What follows is a set of records; repeat all of them exactly.

::: Material for this task :::

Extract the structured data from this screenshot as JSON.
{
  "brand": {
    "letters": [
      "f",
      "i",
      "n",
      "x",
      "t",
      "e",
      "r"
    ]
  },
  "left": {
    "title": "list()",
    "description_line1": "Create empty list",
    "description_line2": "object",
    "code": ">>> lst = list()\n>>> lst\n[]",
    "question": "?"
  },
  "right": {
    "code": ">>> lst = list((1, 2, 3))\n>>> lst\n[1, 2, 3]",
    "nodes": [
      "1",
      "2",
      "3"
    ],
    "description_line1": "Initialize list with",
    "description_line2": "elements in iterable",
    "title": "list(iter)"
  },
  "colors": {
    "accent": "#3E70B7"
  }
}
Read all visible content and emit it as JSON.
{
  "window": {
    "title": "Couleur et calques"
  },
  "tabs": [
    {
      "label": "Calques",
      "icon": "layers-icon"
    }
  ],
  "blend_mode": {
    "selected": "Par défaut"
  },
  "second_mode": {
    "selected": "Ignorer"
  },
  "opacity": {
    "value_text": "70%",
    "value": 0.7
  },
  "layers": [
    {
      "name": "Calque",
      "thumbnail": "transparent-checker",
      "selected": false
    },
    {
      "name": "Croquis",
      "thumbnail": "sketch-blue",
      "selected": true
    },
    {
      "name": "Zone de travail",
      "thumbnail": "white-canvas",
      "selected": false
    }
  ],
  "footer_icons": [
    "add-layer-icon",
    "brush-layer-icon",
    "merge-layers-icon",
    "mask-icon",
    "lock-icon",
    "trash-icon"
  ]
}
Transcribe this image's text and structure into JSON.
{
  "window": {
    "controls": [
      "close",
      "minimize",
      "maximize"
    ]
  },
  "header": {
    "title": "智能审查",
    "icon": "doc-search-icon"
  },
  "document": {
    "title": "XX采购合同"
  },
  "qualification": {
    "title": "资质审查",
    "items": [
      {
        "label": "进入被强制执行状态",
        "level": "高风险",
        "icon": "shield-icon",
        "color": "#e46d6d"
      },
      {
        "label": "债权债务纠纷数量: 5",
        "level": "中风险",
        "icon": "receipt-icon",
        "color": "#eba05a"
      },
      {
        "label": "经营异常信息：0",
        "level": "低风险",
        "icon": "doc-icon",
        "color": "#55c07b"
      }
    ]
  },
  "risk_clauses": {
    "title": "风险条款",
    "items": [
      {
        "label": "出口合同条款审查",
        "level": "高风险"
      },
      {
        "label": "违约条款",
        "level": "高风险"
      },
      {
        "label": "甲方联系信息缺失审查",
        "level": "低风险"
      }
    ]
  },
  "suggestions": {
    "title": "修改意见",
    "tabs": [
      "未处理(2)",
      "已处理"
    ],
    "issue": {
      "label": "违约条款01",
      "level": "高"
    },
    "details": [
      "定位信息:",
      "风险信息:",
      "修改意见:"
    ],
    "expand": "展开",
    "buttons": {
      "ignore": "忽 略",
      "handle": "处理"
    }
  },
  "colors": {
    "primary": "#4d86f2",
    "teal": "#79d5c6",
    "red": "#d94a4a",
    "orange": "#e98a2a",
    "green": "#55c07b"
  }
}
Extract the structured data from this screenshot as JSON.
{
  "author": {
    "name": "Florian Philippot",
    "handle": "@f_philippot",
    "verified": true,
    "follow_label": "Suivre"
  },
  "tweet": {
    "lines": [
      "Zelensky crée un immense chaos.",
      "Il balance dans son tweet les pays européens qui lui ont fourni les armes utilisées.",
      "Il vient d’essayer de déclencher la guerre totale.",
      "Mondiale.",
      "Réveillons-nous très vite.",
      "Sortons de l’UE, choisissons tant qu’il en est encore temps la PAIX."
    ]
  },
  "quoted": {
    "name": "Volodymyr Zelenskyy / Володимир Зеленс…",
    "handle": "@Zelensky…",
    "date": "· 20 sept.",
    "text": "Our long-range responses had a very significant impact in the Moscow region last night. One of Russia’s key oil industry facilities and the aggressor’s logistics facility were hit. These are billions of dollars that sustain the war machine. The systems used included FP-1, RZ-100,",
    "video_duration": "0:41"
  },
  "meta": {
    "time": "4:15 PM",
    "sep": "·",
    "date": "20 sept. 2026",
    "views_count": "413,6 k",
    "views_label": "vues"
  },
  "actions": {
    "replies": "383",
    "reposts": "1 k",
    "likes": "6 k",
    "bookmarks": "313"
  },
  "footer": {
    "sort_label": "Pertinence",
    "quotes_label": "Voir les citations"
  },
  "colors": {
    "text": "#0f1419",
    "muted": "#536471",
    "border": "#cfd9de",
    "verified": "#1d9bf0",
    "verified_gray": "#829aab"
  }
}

:::

§ Task answer:
Extract the structured data from this screenshot as JSON.
{
  "brand": {
    "letters": [
      "f",
      "i",
      "n",
      "x",
      "t",
      "e",
      "r"
    ]
  },
  "left": {
    "title": "list()",
    "description_line1": "Create empty list",
    "description_line2": "object",
    "code": ">>> lst = list()\n>>> lst\n[]",
    "question": "?"
  },
  "right": {
    "code": ">>> lst = list((1, 2, 3))\n>>> lst\n[1, 2, 3]",
    "nodes": [
      "1",
      "2",
      "3"
    ],
    "description_line1": "Initialize list with",
    "description_line2": "elements in iterable",
    "title": "list(iter)"
  },
  "colors": {
    "accent": "#3E70B7"
  }
}
Read all visible content and emit it as JSON.
{
  "window": {
    "title": "Couleur et calques"
  },
  "tabs": [
    {
      "label": "Calques",
      "icon": "layers-icon"
    }
  ],
  "blend_mode": {
    "selected": "Par défaut"
  },
  "second_mode": {
    "selected": "Ignorer"
  },
  "opacity": {
    "value_text": "70%",
    "value": 0.7
  },
  "layers": [
    {
      "name": "Calque",
      "thumbnail": "transparent-checker",
      "selected": false
    },
    {
      "name": "Croquis",
      "thumbnail": "sketch-blue",
      "selected": true
    },
    {
      "name": "Zone de travail",
      "thumbnail": "white-canvas",
      "selected": false
    }
  ],
  "footer_icons": [
    "add-layer-icon",
    "brush-layer-icon",
    "merge-layers-icon",
    "mask-icon",
    "lock-icon",
    "trash-icon"
  ]
}
Transcribe this image's text and structure into JSON.
{
  "window": {
    "controls": [
      "close",
      "minimize",
      "maximize"
    ]
  },
  "header": {
    "title": "智能审查",
    "icon": "doc-search-icon"
  },
  "document": {
    "title": "XX采购合同"
  },
  "qualification": {
    "title": "资质审查",
    "items": [
      {
        "label": "进入被强制执行状态",
        "level": "高风险",
        "icon": "shield-icon",
        "color": "#e46d6d"
      },
      {
        "label": "债权债务纠纷数量: 5",
        "level": "中风险",
        "icon": "receipt-icon",
        "color": "#eba05a"
      },
      {
        "label": "经营异常信息：0",
        "level": "低风险",
        "icon": "doc-icon",
        "color": "#55c07b"
      }
    ]
  },
  "risk_clauses": {
    "title": "风险条款",
    "items": [
      {
        "label": "出口合同条款审查",
        "level": "高风险"
      },
      {
        "label": "违约条款",
        "level": "高风险"
      },
      {
        "label": "甲方联系信息缺失审查",
        "level": "低风险"
      }
    ]
  },
  "suggestions": {
    "title": "修改意见",
    "tabs": [
      "未处理(2)",
      "已处理"
    ],
    "issue": {
      "label": "违约条款01",
      "level": "高"
    },
    "details": [
      "定位信息:",
      "风险信息:",
      "修改意见:"
    ],
    "expand": "展开",
    "buttons": {
      "ignore": "忽 略",
      "handle": "处理"
    }
  },
  "colors": {
    "primary": "#4d86f2",
    "teal": "#79d5c6",
    "red": "#d94a4a",
    "orange": "#e98a2a",
    "green": "#55c07b"
  }
}
Extract the structured data from this screenshot as JSON.
{
  "author": {
    "name": "Florian Philippot",
    "handle": "@f_philippot",
    "verified": true,
    "follow_label": "Suivre"
  },
  "tweet": {
    "lines": [
      "Zelensky crée un immense chaos.",
      "Il balance dans son tweet les pays européens qui lui ont fourni les armes utilisées.",
      "Il vient d’essayer de déclencher la guerre totale.",
      "Mondiale.",
      "Réveillons-nous très vite.",
      "Sortons de l’UE, choisissons tant qu’il en est encore temps la PAIX."
    ]
  },
  "quoted": {
    "name": "Volodymyr Zelenskyy / Володимир Зеленс…",
    "handle": "@Zelensky…",
    "date": "· 20 sept.",
    "text": "Our long-range responses had a very significant impact in the Moscow region last night. One of Russia’s key oil industry facilities and the aggressor’s logistics facility were hit. These are billions of dollars that sustain the war machine. The systems used included FP-1, RZ-100,",
    "video_duration": "0:41"
  },
  "meta": {
    "time": "4:15 PM",
    "sep": "·",
    "date": "20 sept. 2026",
    "views_count": "413,6 k",
    "views_label": "vues"
  },
  "actions": {
    "replies": "383",
    "reposts": "1 k",
    "likes": "6 k",
    "bookmarks": "313"
  },
  "footer": {
    "sort_label": "Pertinence",
    "quotes_label": "Voir les citations"
  },
  "colors": {
    "text": "#0f1419",
    "muted": "#536471",
    "border": "#cfd9de",
    "verified": "#1d9bf0",
    "verified_gray": "#829aab"
  }
}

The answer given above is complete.